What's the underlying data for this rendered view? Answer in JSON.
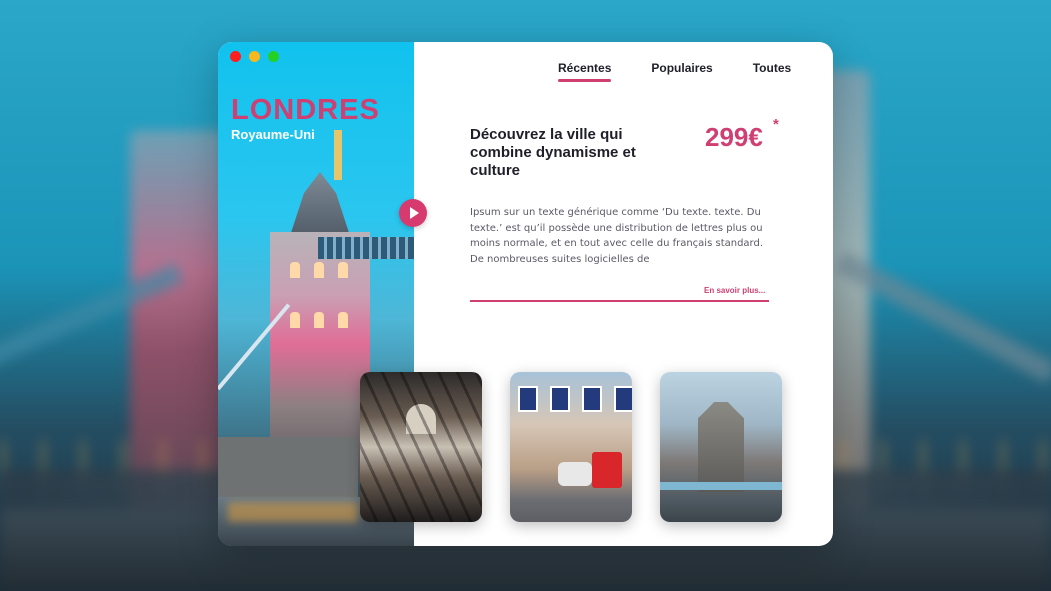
{
  "window": {
    "controls": [
      "close",
      "minimize",
      "maximize"
    ]
  },
  "destination": {
    "city": "LONDRES",
    "country": "Royaume-Uni"
  },
  "nav": {
    "tabs": [
      "Récentes",
      "Populaires",
      "Toutes"
    ],
    "active": "Récentes"
  },
  "offer": {
    "headline": "Découvrez la ville qui combine dynamisme et culture",
    "price": "299€",
    "price_mark": "*",
    "description": "Ipsum sur un texte générique comme ‘Du texte. texte. Du texte.’ est qu’il possède une distribution de lettres plus ou moins normale, et en tout avec celle du français standard. De nombreuses suites logicielles de",
    "more_link": "En savoir plus..."
  },
  "colors": {
    "accent": "#cf3f72",
    "left_panel": "#11c2ee",
    "text": "#1f1f2a"
  },
  "icons": {
    "play": "play-icon"
  }
}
________________________
* [What you will do]
Copy out every line that includes the word "plus".

* [Expected output]
    "description": "Ipsum sur un texte générique comme ‘Du texte. texte. Du texte.’ est qu’il possède une distribution de lettres plus ou moins normale, et en tout avec celle du français standard. De nombreuses suites logicielles de",
    "more_link": "En savoir plus..."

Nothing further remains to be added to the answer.